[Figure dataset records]
○ ○ ○ ○
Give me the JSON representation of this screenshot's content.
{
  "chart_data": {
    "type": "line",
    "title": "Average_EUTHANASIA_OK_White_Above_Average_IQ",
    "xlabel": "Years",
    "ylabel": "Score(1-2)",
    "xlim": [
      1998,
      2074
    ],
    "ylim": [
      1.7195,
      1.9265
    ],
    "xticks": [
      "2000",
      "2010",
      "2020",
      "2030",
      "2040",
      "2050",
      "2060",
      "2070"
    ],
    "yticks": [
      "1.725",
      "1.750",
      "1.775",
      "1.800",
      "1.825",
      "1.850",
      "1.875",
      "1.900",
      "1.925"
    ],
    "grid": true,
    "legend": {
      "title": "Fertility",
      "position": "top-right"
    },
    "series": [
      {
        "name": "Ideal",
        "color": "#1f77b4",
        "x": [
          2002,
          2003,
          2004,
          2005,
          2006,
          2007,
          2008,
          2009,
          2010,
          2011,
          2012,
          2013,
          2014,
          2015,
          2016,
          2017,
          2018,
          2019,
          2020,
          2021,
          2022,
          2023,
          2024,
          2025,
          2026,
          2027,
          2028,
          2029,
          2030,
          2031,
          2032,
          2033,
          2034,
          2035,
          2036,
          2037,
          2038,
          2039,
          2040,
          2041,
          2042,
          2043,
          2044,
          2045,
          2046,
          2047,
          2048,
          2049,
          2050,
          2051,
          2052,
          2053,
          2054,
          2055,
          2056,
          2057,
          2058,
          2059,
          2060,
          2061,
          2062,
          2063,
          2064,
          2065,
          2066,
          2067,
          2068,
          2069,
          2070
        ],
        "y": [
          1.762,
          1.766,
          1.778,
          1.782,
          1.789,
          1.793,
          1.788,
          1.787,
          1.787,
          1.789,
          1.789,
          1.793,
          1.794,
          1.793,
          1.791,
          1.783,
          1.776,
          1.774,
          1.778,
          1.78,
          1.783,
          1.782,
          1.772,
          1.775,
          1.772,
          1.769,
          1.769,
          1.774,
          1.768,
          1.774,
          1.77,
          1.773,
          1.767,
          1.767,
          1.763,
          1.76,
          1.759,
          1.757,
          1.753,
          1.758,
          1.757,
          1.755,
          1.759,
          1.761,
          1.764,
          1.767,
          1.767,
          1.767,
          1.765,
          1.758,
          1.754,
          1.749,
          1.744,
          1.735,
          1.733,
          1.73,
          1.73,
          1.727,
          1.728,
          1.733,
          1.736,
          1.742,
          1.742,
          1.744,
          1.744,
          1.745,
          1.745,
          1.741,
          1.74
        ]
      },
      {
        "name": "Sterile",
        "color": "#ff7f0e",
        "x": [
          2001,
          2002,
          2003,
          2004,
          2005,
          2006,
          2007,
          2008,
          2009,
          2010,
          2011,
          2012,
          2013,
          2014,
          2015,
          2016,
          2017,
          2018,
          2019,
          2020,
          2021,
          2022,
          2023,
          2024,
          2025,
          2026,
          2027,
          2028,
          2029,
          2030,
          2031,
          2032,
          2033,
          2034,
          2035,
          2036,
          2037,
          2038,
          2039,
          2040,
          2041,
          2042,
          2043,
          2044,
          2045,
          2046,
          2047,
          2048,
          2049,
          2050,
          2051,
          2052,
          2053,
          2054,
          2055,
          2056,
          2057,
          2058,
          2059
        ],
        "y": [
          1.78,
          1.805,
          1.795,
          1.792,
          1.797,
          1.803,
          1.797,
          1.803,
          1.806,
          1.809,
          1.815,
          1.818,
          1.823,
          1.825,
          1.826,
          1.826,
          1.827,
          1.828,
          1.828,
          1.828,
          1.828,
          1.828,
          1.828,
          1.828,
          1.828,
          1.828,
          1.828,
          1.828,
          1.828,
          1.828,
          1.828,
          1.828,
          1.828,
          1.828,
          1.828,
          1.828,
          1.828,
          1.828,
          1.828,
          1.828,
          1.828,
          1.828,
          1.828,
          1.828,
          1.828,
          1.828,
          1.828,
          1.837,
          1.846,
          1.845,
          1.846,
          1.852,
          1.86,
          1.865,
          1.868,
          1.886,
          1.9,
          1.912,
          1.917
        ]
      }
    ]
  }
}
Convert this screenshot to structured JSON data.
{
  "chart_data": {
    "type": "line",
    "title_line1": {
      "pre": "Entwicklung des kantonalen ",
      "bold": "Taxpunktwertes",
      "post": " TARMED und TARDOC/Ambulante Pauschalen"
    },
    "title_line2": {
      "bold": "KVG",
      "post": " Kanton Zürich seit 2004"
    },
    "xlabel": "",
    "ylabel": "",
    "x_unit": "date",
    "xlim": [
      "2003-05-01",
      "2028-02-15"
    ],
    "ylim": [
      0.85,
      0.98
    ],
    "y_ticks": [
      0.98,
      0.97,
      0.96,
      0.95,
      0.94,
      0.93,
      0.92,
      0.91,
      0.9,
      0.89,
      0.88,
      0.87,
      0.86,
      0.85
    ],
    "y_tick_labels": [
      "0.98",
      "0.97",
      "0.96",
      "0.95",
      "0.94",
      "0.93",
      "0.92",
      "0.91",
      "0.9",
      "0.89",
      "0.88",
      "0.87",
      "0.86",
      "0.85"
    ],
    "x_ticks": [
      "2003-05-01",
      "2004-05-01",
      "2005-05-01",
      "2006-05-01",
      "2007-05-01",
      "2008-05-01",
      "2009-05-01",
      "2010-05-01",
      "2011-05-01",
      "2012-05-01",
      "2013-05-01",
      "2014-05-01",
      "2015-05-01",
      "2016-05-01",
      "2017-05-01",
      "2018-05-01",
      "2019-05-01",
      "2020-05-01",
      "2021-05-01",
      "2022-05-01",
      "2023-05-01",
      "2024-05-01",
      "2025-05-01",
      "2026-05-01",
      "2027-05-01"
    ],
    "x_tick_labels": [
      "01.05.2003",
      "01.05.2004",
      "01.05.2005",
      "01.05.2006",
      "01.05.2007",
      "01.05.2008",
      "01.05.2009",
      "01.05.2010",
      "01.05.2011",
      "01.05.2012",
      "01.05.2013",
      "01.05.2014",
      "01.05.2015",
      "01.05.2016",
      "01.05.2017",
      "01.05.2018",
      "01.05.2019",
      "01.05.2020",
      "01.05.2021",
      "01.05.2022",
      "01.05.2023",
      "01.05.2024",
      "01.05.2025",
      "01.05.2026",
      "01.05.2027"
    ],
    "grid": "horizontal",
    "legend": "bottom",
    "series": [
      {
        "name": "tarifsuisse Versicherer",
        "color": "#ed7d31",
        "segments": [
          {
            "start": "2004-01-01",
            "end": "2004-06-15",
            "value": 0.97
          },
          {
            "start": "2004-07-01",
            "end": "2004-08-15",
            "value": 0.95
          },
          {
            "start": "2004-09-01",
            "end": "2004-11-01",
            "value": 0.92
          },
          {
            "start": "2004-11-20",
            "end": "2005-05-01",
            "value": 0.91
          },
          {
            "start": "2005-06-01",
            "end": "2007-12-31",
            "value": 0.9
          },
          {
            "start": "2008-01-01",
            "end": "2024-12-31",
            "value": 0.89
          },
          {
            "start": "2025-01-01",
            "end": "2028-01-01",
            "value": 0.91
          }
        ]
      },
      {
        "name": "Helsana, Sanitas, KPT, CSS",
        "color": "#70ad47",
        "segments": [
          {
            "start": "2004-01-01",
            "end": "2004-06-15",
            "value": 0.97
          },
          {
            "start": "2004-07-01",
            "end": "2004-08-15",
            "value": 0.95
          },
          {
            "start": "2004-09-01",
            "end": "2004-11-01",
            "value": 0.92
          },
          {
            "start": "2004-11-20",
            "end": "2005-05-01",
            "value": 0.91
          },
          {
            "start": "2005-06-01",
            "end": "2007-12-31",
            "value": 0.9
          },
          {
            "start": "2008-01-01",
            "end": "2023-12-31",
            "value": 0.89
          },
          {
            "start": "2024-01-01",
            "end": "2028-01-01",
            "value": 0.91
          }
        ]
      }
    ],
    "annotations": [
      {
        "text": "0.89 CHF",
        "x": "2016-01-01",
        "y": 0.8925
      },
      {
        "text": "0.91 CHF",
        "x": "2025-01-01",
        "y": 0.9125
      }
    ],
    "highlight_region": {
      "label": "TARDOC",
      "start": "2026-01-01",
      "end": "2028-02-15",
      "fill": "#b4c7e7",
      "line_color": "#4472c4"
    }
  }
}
○ ○ ○ ○
Exercise goal ::
Report the number of lines in the listing where the string "this" appears, and nothing besides.

Response ::
2